§ TASK DETAILS:
Reproduce verbatim every line from the one that includes "Type out the text in this image." to the closing line of the entries; omit everything before it.

====== RECORDS PROVIDED ======

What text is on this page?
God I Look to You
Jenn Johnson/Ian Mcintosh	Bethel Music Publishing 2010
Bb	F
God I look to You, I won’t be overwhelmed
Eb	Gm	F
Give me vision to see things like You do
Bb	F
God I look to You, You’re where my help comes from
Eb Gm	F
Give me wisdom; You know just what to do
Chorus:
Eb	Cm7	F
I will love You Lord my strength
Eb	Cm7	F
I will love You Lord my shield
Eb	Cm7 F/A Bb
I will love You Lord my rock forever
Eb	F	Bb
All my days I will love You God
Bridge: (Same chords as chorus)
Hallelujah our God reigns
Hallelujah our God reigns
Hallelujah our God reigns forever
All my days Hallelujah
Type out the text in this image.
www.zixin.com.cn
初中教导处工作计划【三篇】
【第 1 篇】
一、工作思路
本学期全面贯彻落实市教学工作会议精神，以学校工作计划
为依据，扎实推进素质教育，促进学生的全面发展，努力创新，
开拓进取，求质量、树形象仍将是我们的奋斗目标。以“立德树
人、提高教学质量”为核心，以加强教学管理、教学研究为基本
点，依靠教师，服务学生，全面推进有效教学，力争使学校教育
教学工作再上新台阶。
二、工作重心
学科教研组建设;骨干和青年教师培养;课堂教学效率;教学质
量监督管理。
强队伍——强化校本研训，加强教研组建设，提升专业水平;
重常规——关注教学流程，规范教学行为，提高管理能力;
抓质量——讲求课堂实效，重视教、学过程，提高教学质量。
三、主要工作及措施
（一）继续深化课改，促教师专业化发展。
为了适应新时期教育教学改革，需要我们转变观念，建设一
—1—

======

§ TASK SOLUTION:
Type out the text in this image.
www.zixin.com.cn
初中教导处工作计划【三篇】
【第 1 篇】
一、工作思路
本学期全面贯彻落实市教学工作会议精神，以学校工作计划
为依据，扎实推进素质教育，促进学生的全面发展，努力创新，
开拓进取，求质量、树形象仍将是我们的奋斗目标。以“立德树
人、提高教学质量”为核心，以加强教学管理、教学研究为基本
点，依靠教师，服务学生，全面推进有效教学，力争使学校教育
教学工作再上新台阶。
二、工作重心
学科教研组建设;骨干和青年教师培养;课堂教学效率;教学质
量监督管理。
强队伍——强化校本研训，加强教研组建设，提升专业水平;
重常规——关注教学流程，规范教学行为，提高管理能力;
抓质量——讲求课堂实效，重视教、学过程，提高教学质量。
三、主要工作及措施
（一）继续深化课改，促教师专业化发展。
为了适应新时期教育教学改革，需要我们转变观念，建设一
—1—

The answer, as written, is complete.